--- start THE INPUT ---
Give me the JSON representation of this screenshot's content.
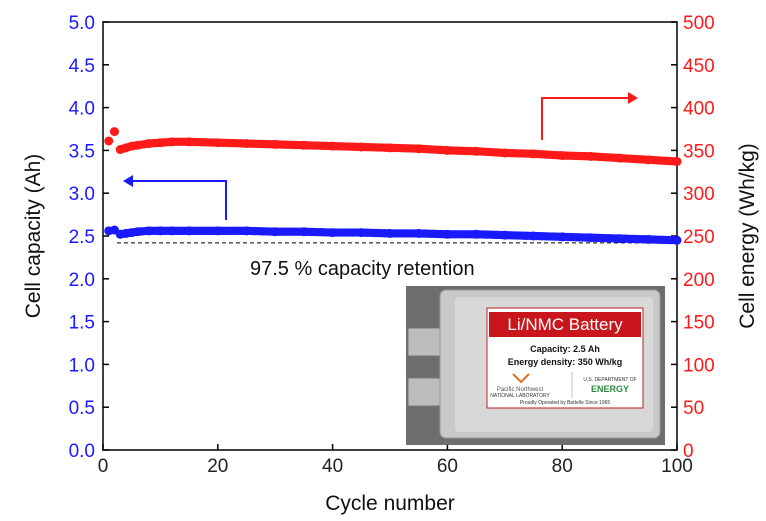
{
  "chart_data": {
    "type": "scatter",
    "xlabel": "Cycle number",
    "ylabel_left": "Cell capacity (Ah)",
    "ylabel_right": "Cell energy (Wh/kg)",
    "xlim": [
      0,
      100
    ],
    "ylim_left": [
      0.0,
      5.0
    ],
    "ylim_right": [
      0,
      500
    ],
    "x_ticks": [
      "0",
      "20",
      "40",
      "60",
      "80",
      "100"
    ],
    "y_left_ticks": [
      "0.0",
      "0.5",
      "1.0",
      "1.5",
      "2.0",
      "2.5",
      "3.0",
      "3.5",
      "4.0",
      "4.5",
      "5.0"
    ],
    "y_right_ticks": [
      "0",
      "50",
      "100",
      "150",
      "200",
      "250",
      "300",
      "350",
      "400",
      "450",
      "500"
    ],
    "grid": false,
    "annotation": "97.5 % capacity retention",
    "reference_line_capacity": 2.42,
    "series": [
      {
        "axis": "left",
        "color": "#1a1aff",
        "x": [
          1,
          2,
          3,
          4,
          5,
          6,
          8,
          10,
          12,
          15,
          20,
          25,
          30,
          35,
          40,
          45,
          50,
          55,
          60,
          65,
          70,
          75,
          80,
          85,
          90,
          95,
          100
        ],
        "y": [
          2.56,
          2.57,
          2.52,
          2.53,
          2.54,
          2.55,
          2.56,
          2.56,
          2.56,
          2.56,
          2.56,
          2.56,
          2.55,
          2.55,
          2.54,
          2.54,
          2.53,
          2.53,
          2.52,
          2.52,
          2.51,
          2.5,
          2.49,
          2.48,
          2.47,
          2.46,
          2.45
        ]
      },
      {
        "axis": "right",
        "color": "#ff1a1a",
        "x": [
          1,
          2,
          3,
          4,
          5,
          6,
          8,
          10,
          12,
          15,
          20,
          25,
          30,
          35,
          40,
          45,
          50,
          55,
          60,
          65,
          70,
          75,
          80,
          85,
          90,
          95,
          100
        ],
        "y": [
          361,
          372,
          351,
          353,
          355,
          356,
          358,
          359,
          360,
          360,
          359,
          358,
          357,
          356,
          355,
          354,
          353,
          352,
          350,
          349,
          347,
          346,
          344,
          343,
          341,
          339,
          337
        ]
      }
    ]
  },
  "inset": {
    "title": "Li/NMC Battery",
    "capacity": "Capacity:  2.5 Ah",
    "energy_density": "Energy density:  350 Wh/kg",
    "brand": "Pacific Northwest",
    "brand_sub": "NATIONAL LABORATORY",
    "partner": "U.S. DEPARTMENT OF",
    "partner_name": "ENERGY",
    "footer": "Proudly Operated by Battelle Since 1965"
  }
}
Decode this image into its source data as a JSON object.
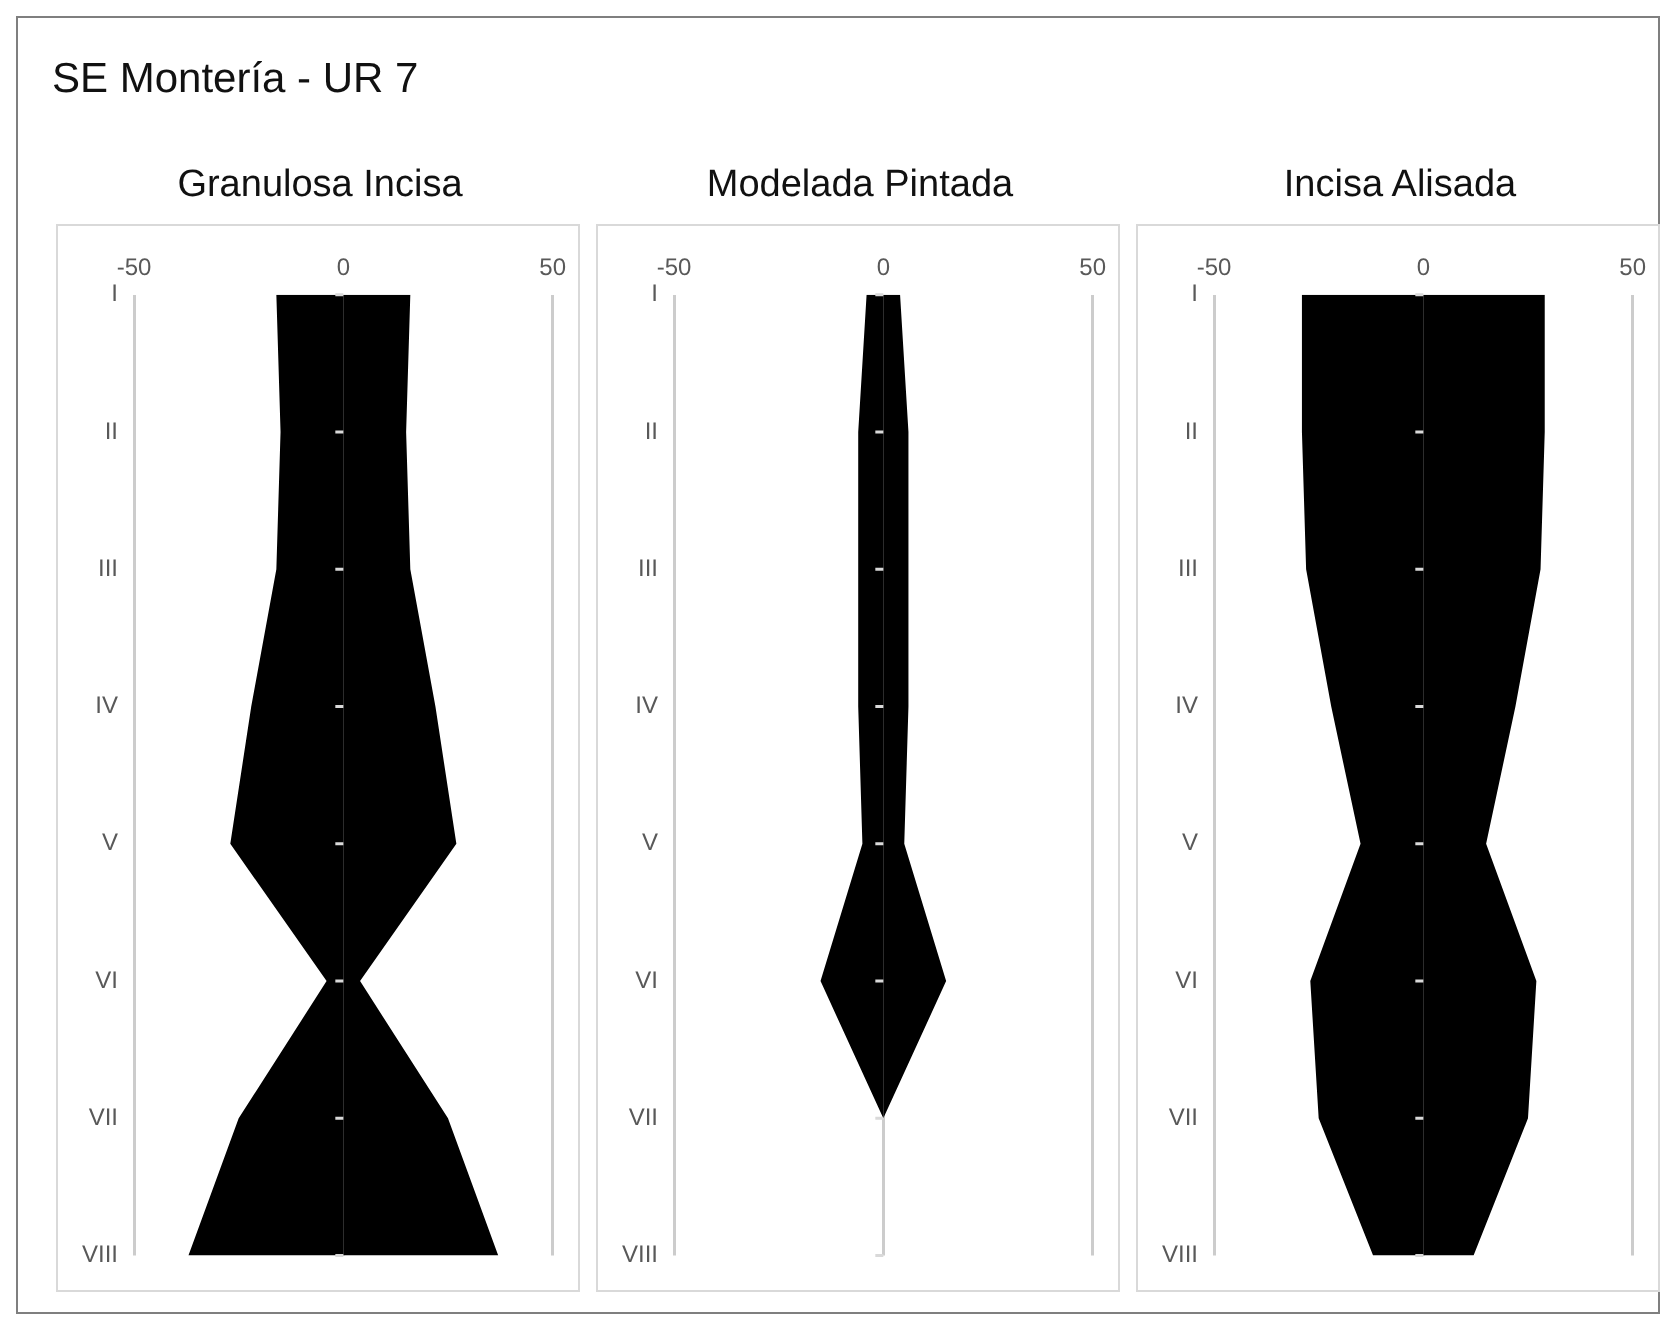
{
  "chart_data": [
    {
      "type": "area",
      "orientation": "horizontal",
      "title": "Granulosa Incisa",
      "annotations": [
        "SE Montería - UR 7"
      ],
      "categories": [
        "I",
        "II",
        "III",
        "IV",
        "V",
        "VI",
        "VII",
        "VIII"
      ],
      "series": [
        {
          "color": "#000000",
          "values": [
            -16,
            -15,
            -16,
            -22,
            -27,
            -4,
            -25,
            -37
          ]
        },
        {
          "color": "#000000",
          "values": [
            16,
            15,
            16,
            22,
            27,
            4,
            25,
            37
          ]
        }
      ],
      "xlim": [
        -50,
        50
      ],
      "xticks": [
        -50,
        0,
        50
      ],
      "grid": "x",
      "legend": false
    },
    {
      "type": "area",
      "orientation": "horizontal",
      "title": "Modelada Pintada",
      "categories": [
        "I",
        "II",
        "III",
        "IV",
        "V",
        "VI",
        "VII",
        "VIII"
      ],
      "series": [
        {
          "color": "#000000",
          "values": [
            -4,
            -6,
            -6,
            -6,
            -5,
            -15,
            0,
            0
          ]
        },
        {
          "color": "#000000",
          "values": [
            4,
            6,
            6,
            6,
            5,
            15,
            0,
            0
          ]
        }
      ],
      "xlim": [
        -50,
        50
      ],
      "xticks": [
        -50,
        0,
        50
      ],
      "grid": "x",
      "legend": false
    },
    {
      "type": "area",
      "orientation": "horizontal",
      "title": "Incisa Alisada",
      "categories": [
        "I",
        "II",
        "III",
        "IV",
        "V",
        "VI",
        "VII",
        "VIII"
      ],
      "series": [
        {
          "color": "#000000",
          "values": [
            -29,
            -29,
            -28,
            -22,
            -15,
            -27,
            -25,
            -12
          ]
        },
        {
          "color": "#000000",
          "values": [
            29,
            29,
            28,
            22,
            15,
            27,
            25,
            12
          ]
        }
      ],
      "xlim": [
        -50,
        50
      ],
      "xticks": [
        -50,
        0,
        50
      ],
      "grid": "x",
      "legend": false
    }
  ]
}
--- end THE INPUT ---
• [CHALLENGE]
Every line in the data above that contains "title" needs to be copied.

• [FULL ANSWER]
    "title": "Li/NMC Battery",
      "title": "Granulosa Incisa",
      "title": "Modelada Pintada",
      "title": "Incisa Alisada",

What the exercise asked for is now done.